**Directions**
Copy the data below exactly, omitting any picture it contains.

Stored data entries:
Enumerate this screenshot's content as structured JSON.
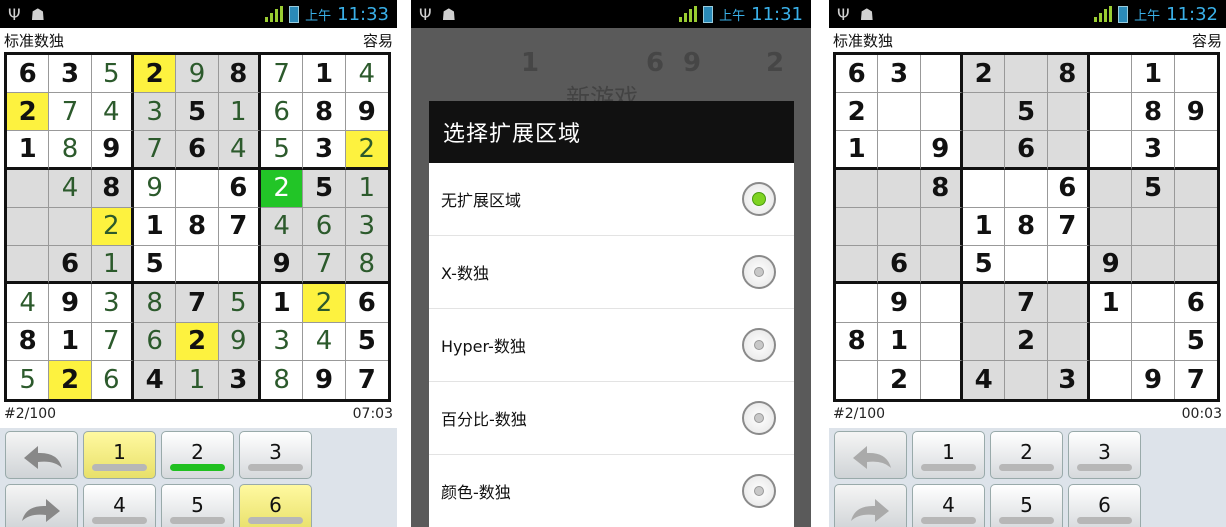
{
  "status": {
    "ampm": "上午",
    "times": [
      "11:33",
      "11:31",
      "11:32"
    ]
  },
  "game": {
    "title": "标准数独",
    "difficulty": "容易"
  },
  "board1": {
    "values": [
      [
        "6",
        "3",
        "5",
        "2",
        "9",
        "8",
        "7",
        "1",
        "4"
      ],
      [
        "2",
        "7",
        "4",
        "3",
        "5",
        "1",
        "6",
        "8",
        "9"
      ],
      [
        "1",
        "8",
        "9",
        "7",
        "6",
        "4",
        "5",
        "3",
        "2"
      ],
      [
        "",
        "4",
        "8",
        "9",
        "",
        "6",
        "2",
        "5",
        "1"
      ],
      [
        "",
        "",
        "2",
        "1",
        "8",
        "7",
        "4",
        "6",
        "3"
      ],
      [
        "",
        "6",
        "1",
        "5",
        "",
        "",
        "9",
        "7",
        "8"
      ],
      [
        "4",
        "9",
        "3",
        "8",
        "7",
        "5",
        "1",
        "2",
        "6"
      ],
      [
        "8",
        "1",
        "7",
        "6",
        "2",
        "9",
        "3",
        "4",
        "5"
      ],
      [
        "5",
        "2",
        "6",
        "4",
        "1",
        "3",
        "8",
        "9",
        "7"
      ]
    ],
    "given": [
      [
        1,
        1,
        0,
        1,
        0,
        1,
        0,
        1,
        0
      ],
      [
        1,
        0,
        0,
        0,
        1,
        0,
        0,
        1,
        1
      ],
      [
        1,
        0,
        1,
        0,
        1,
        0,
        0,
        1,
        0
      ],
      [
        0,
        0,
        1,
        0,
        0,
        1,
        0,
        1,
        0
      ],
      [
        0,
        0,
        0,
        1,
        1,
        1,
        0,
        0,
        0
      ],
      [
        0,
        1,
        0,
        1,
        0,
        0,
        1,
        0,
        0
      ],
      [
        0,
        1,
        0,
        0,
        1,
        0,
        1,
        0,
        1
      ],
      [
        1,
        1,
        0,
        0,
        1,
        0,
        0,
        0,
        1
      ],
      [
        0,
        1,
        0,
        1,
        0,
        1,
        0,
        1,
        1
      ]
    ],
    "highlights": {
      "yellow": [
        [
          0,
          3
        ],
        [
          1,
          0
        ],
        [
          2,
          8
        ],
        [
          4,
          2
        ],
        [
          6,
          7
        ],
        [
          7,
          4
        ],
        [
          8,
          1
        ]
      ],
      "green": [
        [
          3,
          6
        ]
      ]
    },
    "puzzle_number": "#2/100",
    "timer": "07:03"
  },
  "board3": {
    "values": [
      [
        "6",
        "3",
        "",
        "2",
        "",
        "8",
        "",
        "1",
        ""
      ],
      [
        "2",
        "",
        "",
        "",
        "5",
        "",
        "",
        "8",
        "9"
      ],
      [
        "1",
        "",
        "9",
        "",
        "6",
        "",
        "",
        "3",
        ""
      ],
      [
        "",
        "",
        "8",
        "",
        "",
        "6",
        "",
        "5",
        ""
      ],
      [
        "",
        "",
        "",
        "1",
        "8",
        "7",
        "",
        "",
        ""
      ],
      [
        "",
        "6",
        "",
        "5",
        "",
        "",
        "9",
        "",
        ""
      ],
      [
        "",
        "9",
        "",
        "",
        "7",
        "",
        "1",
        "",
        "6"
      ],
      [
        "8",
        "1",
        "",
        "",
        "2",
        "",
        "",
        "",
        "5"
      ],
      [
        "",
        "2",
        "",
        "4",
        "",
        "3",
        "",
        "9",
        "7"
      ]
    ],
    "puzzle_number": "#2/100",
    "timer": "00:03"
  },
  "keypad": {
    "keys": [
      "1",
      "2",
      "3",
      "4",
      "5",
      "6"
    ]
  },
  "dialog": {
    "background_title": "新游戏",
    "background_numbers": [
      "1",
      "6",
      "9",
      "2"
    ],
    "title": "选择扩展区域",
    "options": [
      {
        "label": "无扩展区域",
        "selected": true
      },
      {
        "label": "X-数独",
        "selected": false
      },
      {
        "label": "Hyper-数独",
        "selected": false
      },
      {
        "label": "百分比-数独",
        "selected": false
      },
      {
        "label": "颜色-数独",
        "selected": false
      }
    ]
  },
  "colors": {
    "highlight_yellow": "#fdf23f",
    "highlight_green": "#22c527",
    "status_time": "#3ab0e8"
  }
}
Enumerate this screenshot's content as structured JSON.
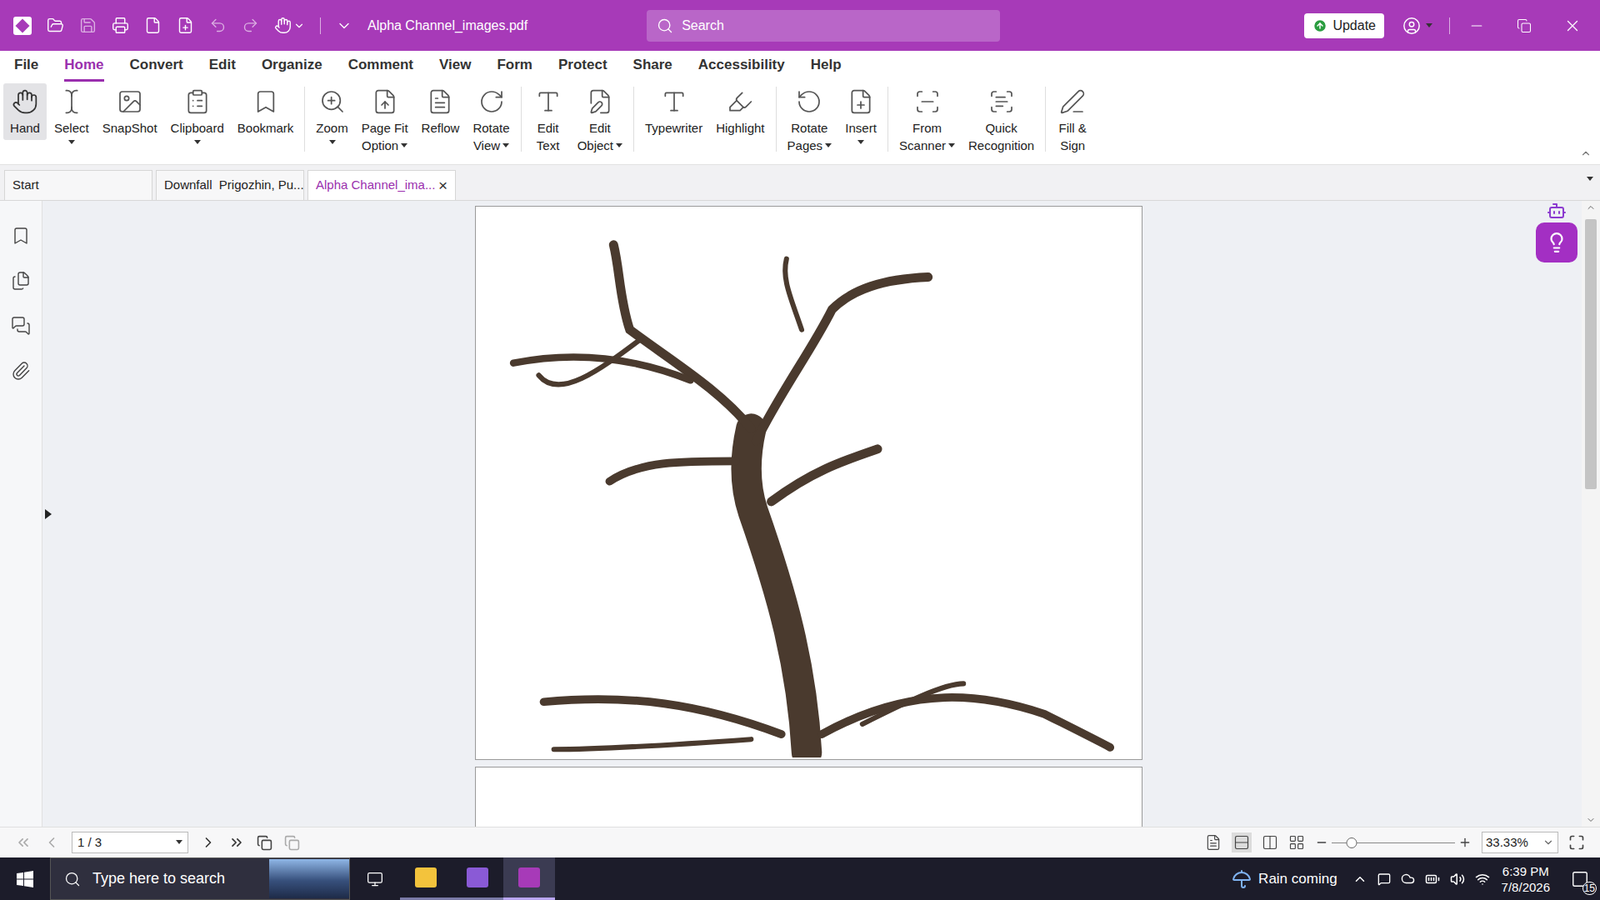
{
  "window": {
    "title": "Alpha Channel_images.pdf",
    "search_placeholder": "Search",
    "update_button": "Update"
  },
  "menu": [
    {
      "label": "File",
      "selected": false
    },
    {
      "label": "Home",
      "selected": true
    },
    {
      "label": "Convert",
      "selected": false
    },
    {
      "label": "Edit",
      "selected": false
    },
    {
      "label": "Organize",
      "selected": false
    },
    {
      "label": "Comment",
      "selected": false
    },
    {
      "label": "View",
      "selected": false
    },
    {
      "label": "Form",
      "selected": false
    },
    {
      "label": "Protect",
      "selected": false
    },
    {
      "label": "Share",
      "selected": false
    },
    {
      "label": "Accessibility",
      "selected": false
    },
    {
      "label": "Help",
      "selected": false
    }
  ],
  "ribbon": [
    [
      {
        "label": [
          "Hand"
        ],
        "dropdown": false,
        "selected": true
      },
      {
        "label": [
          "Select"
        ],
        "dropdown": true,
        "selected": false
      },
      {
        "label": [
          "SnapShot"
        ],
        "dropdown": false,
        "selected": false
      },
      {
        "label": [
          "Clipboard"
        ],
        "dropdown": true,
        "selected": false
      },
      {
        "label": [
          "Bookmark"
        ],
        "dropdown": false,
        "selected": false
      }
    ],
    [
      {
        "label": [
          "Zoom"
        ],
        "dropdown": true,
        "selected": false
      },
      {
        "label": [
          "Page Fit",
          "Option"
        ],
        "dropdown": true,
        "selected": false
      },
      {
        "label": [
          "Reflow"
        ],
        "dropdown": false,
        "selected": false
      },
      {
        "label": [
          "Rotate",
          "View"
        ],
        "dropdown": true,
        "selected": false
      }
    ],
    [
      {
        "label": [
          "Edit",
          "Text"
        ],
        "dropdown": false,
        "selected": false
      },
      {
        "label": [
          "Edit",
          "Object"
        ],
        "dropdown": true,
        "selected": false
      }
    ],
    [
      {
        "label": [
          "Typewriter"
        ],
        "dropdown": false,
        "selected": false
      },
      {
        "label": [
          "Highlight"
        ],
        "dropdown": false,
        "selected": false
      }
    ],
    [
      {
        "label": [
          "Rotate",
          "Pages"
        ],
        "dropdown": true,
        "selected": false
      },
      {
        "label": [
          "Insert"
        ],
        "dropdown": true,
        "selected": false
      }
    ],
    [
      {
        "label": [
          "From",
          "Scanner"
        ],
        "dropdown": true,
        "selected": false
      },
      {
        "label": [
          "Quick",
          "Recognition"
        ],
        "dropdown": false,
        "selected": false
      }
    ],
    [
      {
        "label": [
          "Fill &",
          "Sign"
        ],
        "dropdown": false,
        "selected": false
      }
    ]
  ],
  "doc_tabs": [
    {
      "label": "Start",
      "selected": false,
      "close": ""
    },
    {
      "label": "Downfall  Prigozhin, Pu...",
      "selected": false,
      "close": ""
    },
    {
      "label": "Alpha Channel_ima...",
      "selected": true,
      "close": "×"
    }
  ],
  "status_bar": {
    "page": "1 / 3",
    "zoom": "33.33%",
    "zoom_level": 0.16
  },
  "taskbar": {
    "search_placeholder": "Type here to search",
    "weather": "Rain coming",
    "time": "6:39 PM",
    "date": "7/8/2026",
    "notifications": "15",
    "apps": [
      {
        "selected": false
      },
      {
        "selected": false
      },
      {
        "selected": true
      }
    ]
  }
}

**Result of the exercise**
Enumerate this screenshot's content as structured JSON.
{
  "status": {
    "ampm": "上午",
    "times": [
      "11:33",
      "11:31",
      "11:32"
    ]
  },
  "game": {
    "title": "标准数独",
    "difficulty": "容易"
  },
  "board1": {
    "values": [
      [
        "6",
        "3",
        "5",
        "2",
        "9",
        "8",
        "7",
        "1",
        "4"
      ],
      [
        "2",
        "7",
        "4",
        "3",
        "5",
        "1",
        "6",
        "8",
        "9"
      ],
      [
        "1",
        "8",
        "9",
        "7",
        "6",
        "4",
        "5",
        "3",
        "2"
      ],
      [
        "",
        "4",
        "8",
        "9",
        "",
        "6",
        "2",
        "5",
        "1"
      ],
      [
        "",
        "",
        "2",
        "1",
        "8",
        "7",
        "4",
        "6",
        "3"
      ],
      [
        "",
        "6",
        "1",
        "5",
        "",
        "",
        "9",
        "7",
        "8"
      ],
      [
        "4",
        "9",
        "3",
        "8",
        "7",
        "5",
        "1",
        "2",
        "6"
      ],
      [
        "8",
        "1",
        "7",
        "6",
        "2",
        "9",
        "3",
        "4",
        "5"
      ],
      [
        "5",
        "2",
        "6",
        "4",
        "1",
        "3",
        "8",
        "9",
        "7"
      ]
    ],
    "given": [
      [
        1,
        1,
        0,
        1,
        0,
        1,
        0,
        1,
        0
      ],
      [
        1,
        0,
        0,
        0,
        1,
        0,
        0,
        1,
        1
      ],
      [
        1,
        0,
        1,
        0,
        1,
        0,
        0,
        1,
        0
      ],
      [
        0,
        0,
        1,
        0,
        0,
        1,
        0,
        1,
        0
      ],
      [
        0,
        0,
        0,
        1,
        1,
        1,
        0,
        0,
        0
      ],
      [
        0,
        1,
        0,
        1,
        0,
        0,
        1,
        0,
        0
      ],
      [
        0,
        1,
        0,
        0,
        1,
        0,
        1,
        0,
        1
      ],
      [
        1,
        1,
        0,
        0,
        1,
        0,
        0,
        0,
        1
      ],
      [
        0,
        1,
        0,
        1,
        0,
        1,
        0,
        1,
        1
      ]
    ],
    "highlights": {
      "yellow": [
        [
          0,
          3
        ],
        [
          1,
          0
        ],
        [
          2,
          8
        ],
        [
          4,
          2
        ],
        [
          6,
          7
        ],
        [
          7,
          4
        ],
        [
          8,
          1
        ]
      ],
      "green": [
        [
          3,
          6
        ]
      ]
    },
    "puzzle_number": "#2/100",
    "timer": "07:03"
  },
  "board3": {
    "values": [
      [
        "6",
        "3",
        "",
        "2",
        "",
        "8",
        "",
        "1",
        ""
      ],
      [
        "2",
        "",
        "",
        "",
        "5",
        "",
        "",
        "8",
        "9"
      ],
      [
        "1",
        "",
        "9",
        "",
        "6",
        "",
        "",
        "3",
        ""
      ],
      [
        "",
        "",
        "8",
        "",
        "",
        "6",
        "",
        "5",
        ""
      ],
      [
        "",
        "",
        "",
        "1",
        "8",
        "7",
        "",
        "",
        ""
      ],
      [
        "",
        "6",
        "",
        "5",
        "",
        "",
        "9",
        "",
        ""
      ],
      [
        "",
        "9",
        "",
        "",
        "7",
        "",
        "1",
        "",
        "6"
      ],
      [
        "8",
        "1",
        "",
        "",
        "2",
        "",
        "",
        "",
        "5"
      ],
      [
        "",
        "2",
        "",
        "4",
        "",
        "3",
        "",
        "9",
        "7"
      ]
    ],
    "puzzle_number": "#2/100",
    "timer": "00:03"
  },
  "keypad": {
    "keys": [
      "1",
      "2",
      "3",
      "4",
      "5",
      "6"
    ]
  },
  "dialog": {
    "background_title": "新游戏",
    "background_numbers": [
      "1",
      "6",
      "9",
      "2"
    ],
    "title": "选择扩展区域",
    "options": [
      {
        "label": "无扩展区域",
        "selected": true
      },
      {
        "label": "X-数独",
        "selected": false
      },
      {
        "label": "Hyper-数独",
        "selected": false
      },
      {
        "label": "百分比-数独",
        "selected": false
      },
      {
        "label": "颜色-数独",
        "selected": false
      }
    ]
  },
  "colors": {
    "highlight_yellow": "#fdf23f",
    "highlight_green": "#22c527",
    "status_time": "#3ab0e8"
  }
}
Enumerate this screenshot's content as structured JSON.
{
  "window": {
    "title": "Alpha Channel_images.pdf",
    "search_placeholder": "Search",
    "update_button": "Update"
  },
  "menu": [
    {
      "label": "File",
      "selected": false
    },
    {
      "label": "Home",
      "selected": true
    },
    {
      "label": "Convert",
      "selected": false
    },
    {
      "label": "Edit",
      "selected": false
    },
    {
      "label": "Organize",
      "selected": false
    },
    {
      "label": "Comment",
      "selected": false
    },
    {
      "label": "View",
      "selected": false
    },
    {
      "label": "Form",
      "selected": false
    },
    {
      "label": "Protect",
      "selected": false
    },
    {
      "label": "Share",
      "selected": false
    },
    {
      "label": "Accessibility",
      "selected": false
    },
    {
      "label": "Help",
      "selected": false
    }
  ],
  "ribbon": [
    [
      {
        "label": [
          "Hand"
        ],
        "dropdown": false,
        "selected": true
      },
      {
        "label": [
          "Select"
        ],
        "dropdown": true,
        "selected": false
      },
      {
        "label": [
          "SnapShot"
        ],
        "dropdown": false,
        "selected": false
      },
      {
        "label": [
          "Clipboard"
        ],
        "dropdown": true,
        "selected": false
      },
      {
        "label": [
          "Bookmark"
        ],
        "dropdown": false,
        "selected": false
      }
    ],
    [
      {
        "label": [
          "Zoom"
        ],
        "dropdown": true,
        "selected": false
      },
      {
        "label": [
          "Page Fit",
          "Option"
        ],
        "dropdown": true,
        "selected": false
      },
      {
        "label": [
          "Reflow"
        ],
        "dropdown": false,
        "selected": false
      },
      {
        "label": [
          "Rotate",
          "View"
        ],
        "dropdown": true,
        "selected": false
      }
    ],
    [
      {
        "label": [
          "Edit",
          "Text"
        ],
        "dropdown": false,
        "selected": false
      },
      {
        "label": [
          "Edit",
          "Object"
        ],
        "dropdown": true,
        "selected": false
      }
    ],
    [
      {
        "label": [
          "Typewriter"
        ],
        "dropdown": false,
        "selected": false
      },
      {
        "label": [
          "Highlight"
        ],
        "dropdown": false,
        "selected": false
      }
    ],
    [
      {
        "label": [
          "Rotate",
          "Pages"
        ],
        "dropdown": true,
        "selected": false
      },
      {
        "label": [
          "Insert"
        ],
        "dropdown": true,
        "selected": false
      }
    ],
    [
      {
        "label": [
          "From",
          "Scanner"
        ],
        "dropdown": true,
        "selected": false
      },
      {
        "label": [
          "Quick",
          "Recognition"
        ],
        "dropdown": false,
        "selected": false
      }
    ],
    [
      {
        "label": [
          "Fill &",
          "Sign"
        ],
        "dropdown": false,
        "selected": false
      }
    ]
  ],
  "doc_tabs": [
    {
      "label": "Start",
      "selected": false,
      "close": ""
    },
    {
      "label": "Downfall  Prigozhin, Pu...",
      "selected": false,
      "close": ""
    },
    {
      "label": "Alpha Channel_ima...",
      "selected": true,
      "close": "×"
    }
  ],
  "status_bar": {
    "page": "1 / 3",
    "zoom": "33.33%",
    "zoom_level": 0.16
  },
  "taskbar": {
    "search_placeholder": "Type here to search",
    "weather": "Rain coming",
    "time": "6:39 PM",
    "date": "7/8/2026",
    "notifications": "15",
    "apps": [
      {
        "selected": false
      },
      {
        "selected": false
      },
      {
        "selected": true
      }
    ]
  }
}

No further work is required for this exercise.